Work order: Go through the data and retrieve each line that includes the string "Association".

———

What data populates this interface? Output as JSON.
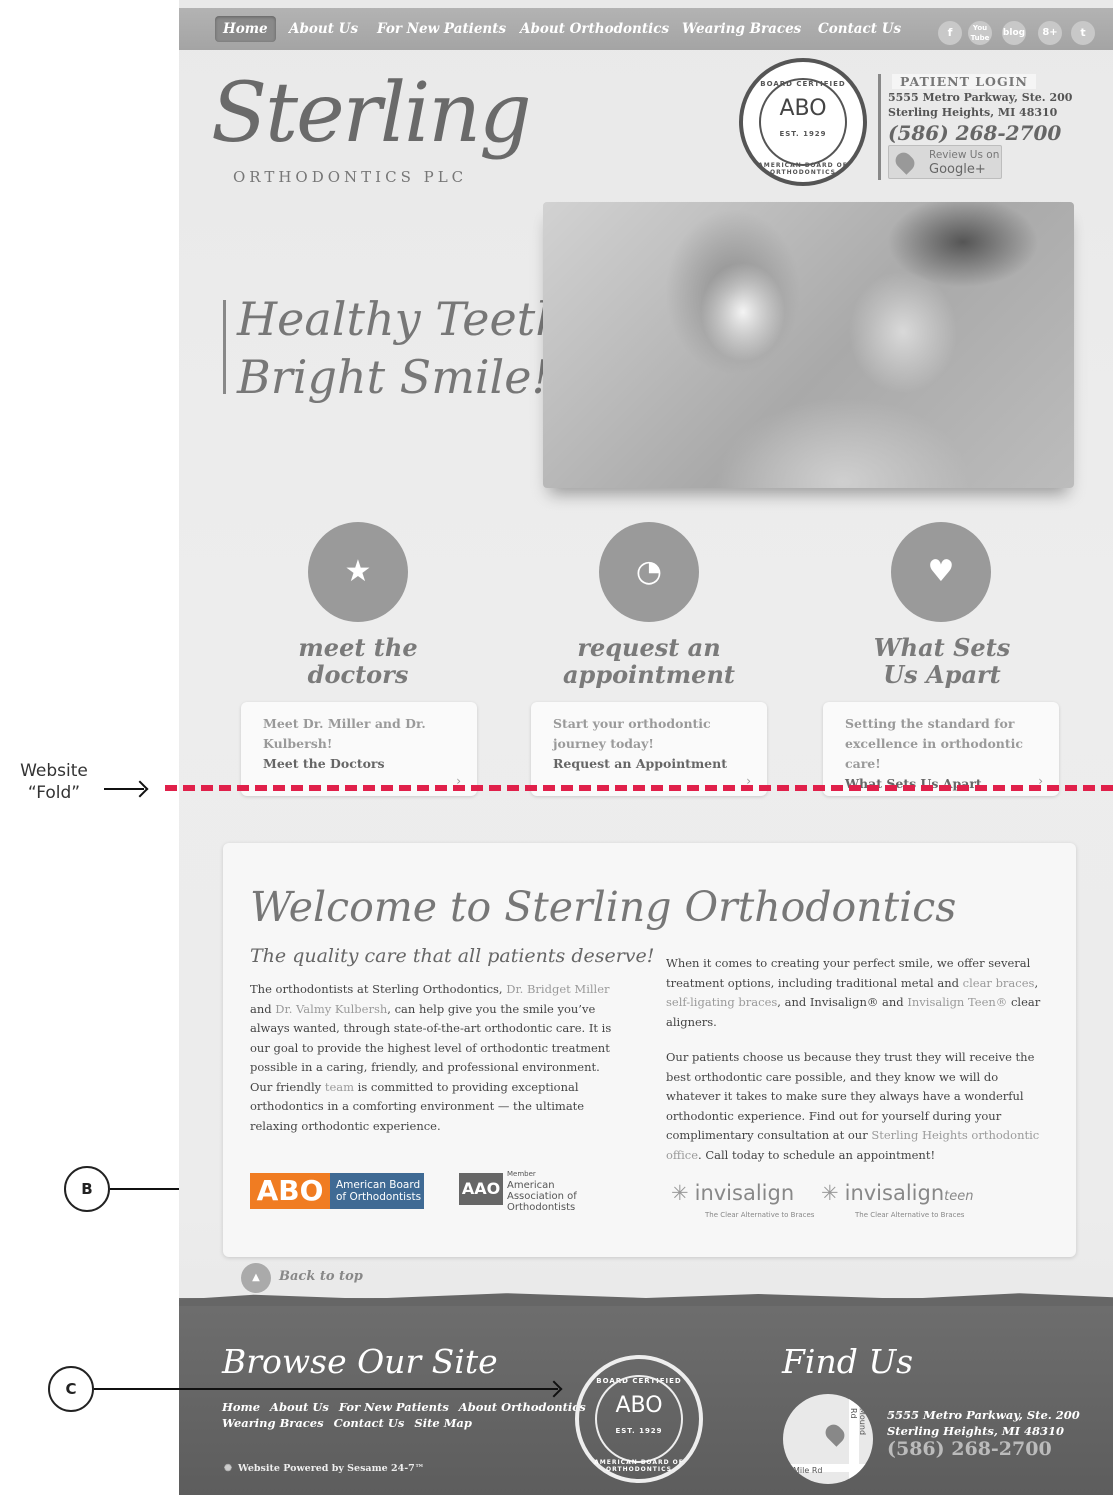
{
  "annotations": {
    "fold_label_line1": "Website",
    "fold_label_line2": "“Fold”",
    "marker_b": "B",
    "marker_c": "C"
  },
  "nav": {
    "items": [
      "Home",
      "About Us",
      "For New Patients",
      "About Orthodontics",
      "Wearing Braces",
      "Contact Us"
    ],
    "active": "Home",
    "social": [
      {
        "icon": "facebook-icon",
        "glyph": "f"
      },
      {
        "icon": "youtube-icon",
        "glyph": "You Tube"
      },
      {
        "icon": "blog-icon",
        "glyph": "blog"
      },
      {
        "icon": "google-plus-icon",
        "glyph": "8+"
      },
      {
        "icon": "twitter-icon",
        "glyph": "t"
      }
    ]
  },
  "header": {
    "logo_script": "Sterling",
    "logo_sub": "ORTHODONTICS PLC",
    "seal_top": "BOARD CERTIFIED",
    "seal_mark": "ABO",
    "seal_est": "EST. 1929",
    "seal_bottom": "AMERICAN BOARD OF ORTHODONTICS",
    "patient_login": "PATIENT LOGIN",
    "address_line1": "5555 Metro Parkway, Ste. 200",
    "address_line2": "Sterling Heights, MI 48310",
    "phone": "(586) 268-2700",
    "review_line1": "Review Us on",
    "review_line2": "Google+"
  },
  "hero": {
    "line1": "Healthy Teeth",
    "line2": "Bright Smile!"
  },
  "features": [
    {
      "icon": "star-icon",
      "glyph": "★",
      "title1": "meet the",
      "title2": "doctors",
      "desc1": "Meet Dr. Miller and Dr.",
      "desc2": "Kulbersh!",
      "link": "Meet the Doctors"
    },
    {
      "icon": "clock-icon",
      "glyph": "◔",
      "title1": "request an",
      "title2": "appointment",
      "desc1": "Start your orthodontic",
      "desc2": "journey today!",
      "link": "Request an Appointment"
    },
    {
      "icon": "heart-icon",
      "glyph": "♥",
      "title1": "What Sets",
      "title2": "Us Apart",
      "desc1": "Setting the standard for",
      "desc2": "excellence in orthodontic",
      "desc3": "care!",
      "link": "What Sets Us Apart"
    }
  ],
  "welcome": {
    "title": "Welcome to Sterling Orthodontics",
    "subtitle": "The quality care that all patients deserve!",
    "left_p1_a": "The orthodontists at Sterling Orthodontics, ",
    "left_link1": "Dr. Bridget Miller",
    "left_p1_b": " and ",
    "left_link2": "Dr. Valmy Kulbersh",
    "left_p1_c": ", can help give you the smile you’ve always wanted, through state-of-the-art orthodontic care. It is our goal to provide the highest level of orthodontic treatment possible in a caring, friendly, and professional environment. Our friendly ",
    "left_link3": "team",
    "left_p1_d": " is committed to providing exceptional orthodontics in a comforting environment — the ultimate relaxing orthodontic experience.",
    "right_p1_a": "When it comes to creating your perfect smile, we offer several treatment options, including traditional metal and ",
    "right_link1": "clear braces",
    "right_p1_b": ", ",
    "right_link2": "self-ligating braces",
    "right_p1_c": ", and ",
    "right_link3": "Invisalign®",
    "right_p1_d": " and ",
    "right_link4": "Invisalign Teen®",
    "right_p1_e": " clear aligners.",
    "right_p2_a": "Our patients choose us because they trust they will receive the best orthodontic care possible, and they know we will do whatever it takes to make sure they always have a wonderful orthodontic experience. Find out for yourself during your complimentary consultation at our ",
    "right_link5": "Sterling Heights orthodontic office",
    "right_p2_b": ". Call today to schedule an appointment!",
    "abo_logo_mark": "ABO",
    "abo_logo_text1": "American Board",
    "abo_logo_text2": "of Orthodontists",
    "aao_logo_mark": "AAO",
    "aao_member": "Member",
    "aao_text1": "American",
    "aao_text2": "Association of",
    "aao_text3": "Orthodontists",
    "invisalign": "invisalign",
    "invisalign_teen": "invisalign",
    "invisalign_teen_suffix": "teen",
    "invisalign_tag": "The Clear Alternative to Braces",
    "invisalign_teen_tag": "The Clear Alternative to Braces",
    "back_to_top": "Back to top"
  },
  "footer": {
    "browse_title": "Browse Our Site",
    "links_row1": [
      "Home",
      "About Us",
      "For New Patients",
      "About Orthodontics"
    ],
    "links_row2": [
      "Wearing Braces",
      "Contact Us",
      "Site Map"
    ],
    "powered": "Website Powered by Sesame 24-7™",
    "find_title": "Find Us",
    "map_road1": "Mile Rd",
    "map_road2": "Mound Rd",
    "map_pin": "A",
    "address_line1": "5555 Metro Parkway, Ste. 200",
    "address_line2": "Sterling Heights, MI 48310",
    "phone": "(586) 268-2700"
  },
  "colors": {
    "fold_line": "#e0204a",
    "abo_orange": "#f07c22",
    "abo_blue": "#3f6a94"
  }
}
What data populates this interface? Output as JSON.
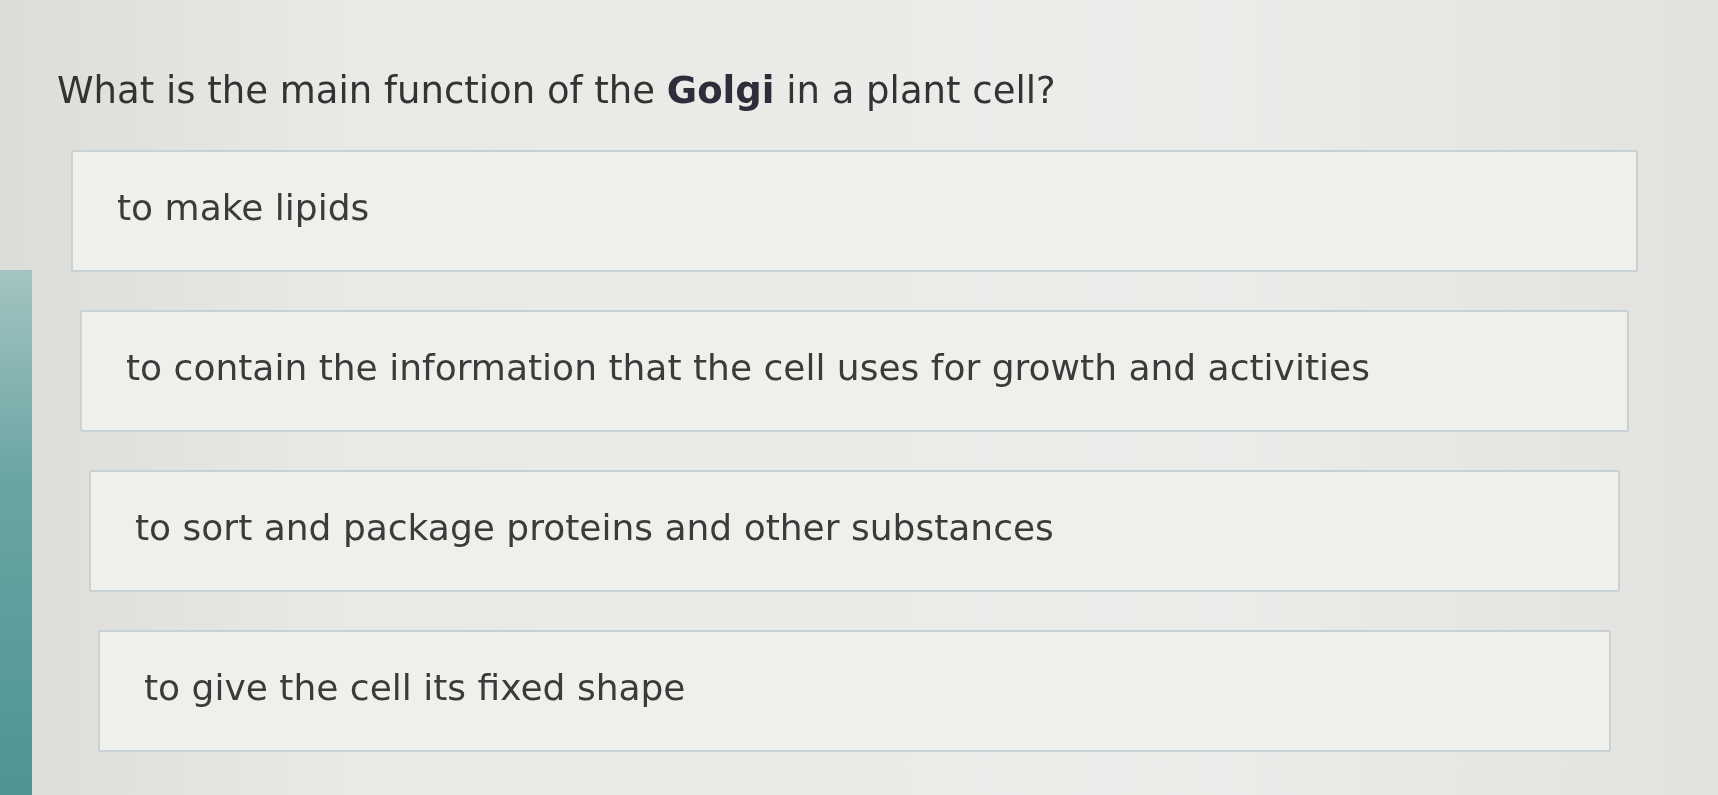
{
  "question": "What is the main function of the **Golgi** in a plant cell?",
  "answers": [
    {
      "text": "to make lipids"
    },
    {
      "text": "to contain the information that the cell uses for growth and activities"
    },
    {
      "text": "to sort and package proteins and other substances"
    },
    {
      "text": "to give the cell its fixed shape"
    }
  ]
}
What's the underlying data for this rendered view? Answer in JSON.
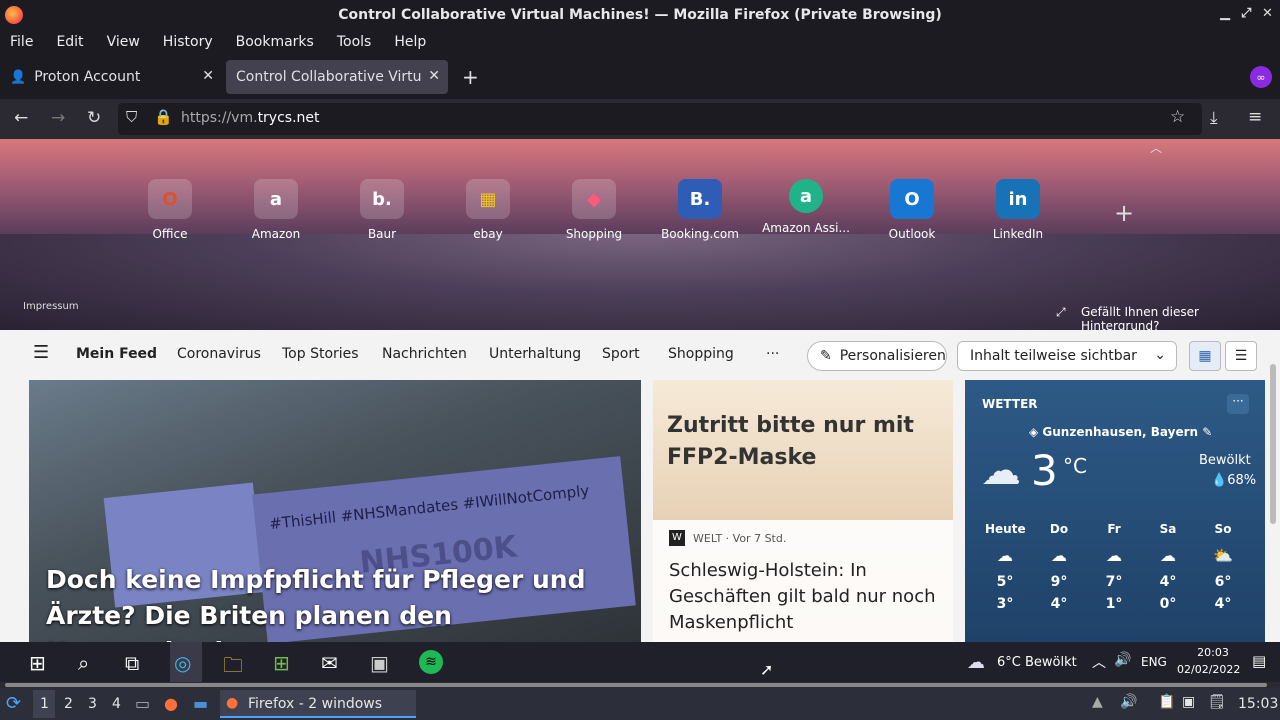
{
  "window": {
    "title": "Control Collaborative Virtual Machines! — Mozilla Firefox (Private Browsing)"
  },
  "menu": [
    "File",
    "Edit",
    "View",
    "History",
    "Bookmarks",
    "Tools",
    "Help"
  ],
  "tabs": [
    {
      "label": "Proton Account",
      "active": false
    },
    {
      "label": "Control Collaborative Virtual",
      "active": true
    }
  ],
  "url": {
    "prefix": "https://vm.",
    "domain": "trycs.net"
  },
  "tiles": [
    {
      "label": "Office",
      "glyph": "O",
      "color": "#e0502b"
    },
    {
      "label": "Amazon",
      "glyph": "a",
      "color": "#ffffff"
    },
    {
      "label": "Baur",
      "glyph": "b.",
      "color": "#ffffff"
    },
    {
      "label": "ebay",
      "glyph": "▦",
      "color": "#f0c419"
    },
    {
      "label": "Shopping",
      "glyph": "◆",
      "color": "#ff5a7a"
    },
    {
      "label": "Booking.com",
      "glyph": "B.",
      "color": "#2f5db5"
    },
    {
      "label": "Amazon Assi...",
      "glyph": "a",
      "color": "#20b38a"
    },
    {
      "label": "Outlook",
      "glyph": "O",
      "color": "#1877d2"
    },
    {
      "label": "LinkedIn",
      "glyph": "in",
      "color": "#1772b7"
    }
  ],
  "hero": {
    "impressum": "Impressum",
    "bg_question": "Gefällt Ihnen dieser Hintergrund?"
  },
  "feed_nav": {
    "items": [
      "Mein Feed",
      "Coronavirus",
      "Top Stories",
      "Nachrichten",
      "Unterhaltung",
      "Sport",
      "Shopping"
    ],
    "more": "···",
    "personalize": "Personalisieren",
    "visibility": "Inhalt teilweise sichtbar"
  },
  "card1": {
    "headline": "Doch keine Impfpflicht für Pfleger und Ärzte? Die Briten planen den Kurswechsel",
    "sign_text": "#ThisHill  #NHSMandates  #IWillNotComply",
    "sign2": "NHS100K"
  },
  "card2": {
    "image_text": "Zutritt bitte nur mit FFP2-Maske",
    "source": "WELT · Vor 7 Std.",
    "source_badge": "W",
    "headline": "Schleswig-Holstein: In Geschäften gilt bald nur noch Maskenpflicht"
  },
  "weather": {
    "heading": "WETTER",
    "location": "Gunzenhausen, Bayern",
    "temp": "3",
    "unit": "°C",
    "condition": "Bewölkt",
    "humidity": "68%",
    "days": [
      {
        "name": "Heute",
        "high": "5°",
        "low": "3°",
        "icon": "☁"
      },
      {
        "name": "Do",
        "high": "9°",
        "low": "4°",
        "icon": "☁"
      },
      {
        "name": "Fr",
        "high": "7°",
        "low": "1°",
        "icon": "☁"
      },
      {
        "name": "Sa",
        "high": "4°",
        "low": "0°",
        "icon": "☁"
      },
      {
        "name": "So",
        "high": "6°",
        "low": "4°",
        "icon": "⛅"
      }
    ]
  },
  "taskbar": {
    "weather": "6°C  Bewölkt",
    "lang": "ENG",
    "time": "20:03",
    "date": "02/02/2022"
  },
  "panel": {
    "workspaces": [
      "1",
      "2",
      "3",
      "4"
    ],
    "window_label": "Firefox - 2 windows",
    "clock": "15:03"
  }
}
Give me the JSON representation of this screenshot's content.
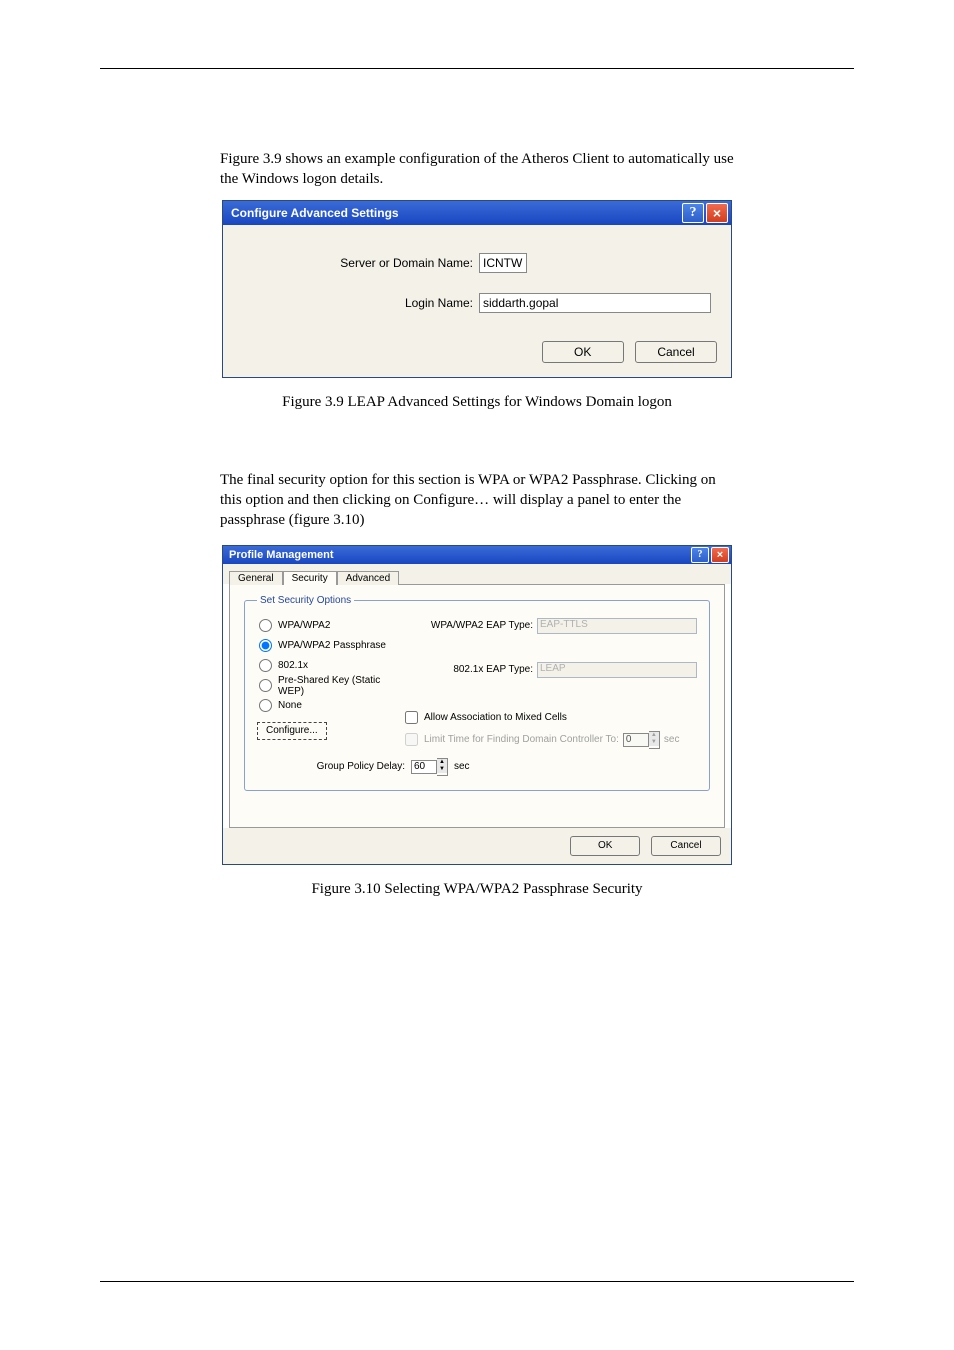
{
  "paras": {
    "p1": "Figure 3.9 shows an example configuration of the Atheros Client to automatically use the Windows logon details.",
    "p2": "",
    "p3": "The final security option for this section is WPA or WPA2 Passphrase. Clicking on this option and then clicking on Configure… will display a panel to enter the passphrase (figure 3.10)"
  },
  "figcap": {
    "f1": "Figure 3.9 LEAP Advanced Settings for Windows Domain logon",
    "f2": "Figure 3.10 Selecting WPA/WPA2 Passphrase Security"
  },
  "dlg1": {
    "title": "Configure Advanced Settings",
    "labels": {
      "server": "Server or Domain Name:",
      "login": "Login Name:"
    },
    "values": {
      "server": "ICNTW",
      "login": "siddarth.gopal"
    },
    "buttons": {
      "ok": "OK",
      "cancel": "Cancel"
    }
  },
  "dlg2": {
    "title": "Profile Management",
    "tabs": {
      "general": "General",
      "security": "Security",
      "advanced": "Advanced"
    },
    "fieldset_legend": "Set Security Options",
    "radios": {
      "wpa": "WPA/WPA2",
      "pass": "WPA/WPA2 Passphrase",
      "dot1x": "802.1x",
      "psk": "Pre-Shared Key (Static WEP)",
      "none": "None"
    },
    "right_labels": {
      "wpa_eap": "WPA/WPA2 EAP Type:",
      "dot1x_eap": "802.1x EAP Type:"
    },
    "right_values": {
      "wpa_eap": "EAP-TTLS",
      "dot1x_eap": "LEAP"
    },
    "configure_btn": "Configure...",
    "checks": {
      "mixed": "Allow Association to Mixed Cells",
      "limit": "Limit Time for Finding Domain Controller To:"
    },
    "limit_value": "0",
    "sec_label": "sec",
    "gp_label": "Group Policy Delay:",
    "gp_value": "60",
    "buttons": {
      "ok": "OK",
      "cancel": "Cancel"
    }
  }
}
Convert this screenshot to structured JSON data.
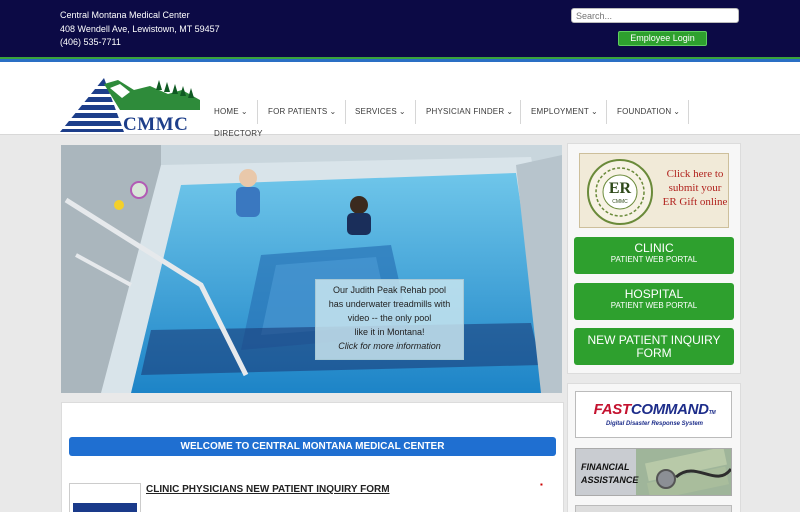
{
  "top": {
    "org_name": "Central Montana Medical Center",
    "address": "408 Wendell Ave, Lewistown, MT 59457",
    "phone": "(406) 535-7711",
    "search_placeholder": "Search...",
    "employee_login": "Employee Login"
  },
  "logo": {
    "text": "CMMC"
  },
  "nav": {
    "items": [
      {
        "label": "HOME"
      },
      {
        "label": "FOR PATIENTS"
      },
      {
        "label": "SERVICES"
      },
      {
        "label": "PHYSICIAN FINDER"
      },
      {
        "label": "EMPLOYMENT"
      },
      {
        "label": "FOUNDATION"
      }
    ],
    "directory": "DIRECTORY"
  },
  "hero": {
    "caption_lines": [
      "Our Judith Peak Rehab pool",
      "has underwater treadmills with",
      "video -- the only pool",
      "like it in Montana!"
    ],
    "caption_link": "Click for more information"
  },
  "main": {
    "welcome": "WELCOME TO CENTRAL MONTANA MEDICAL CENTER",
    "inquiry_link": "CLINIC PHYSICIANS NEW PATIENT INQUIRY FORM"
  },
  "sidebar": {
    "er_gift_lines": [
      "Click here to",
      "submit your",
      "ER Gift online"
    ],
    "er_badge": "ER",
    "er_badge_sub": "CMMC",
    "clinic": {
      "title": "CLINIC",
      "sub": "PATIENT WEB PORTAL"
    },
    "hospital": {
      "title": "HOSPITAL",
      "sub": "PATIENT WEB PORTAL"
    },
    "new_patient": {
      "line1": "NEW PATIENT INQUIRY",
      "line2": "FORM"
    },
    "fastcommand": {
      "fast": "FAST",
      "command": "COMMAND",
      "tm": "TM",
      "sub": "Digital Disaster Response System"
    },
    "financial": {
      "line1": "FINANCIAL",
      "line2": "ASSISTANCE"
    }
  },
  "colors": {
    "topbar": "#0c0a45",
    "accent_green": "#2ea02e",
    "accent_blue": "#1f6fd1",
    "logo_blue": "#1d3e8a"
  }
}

———

Response to the task:
    "aao_text2": "Association of",
      "mixed": "Allow Association to Mixed Cells",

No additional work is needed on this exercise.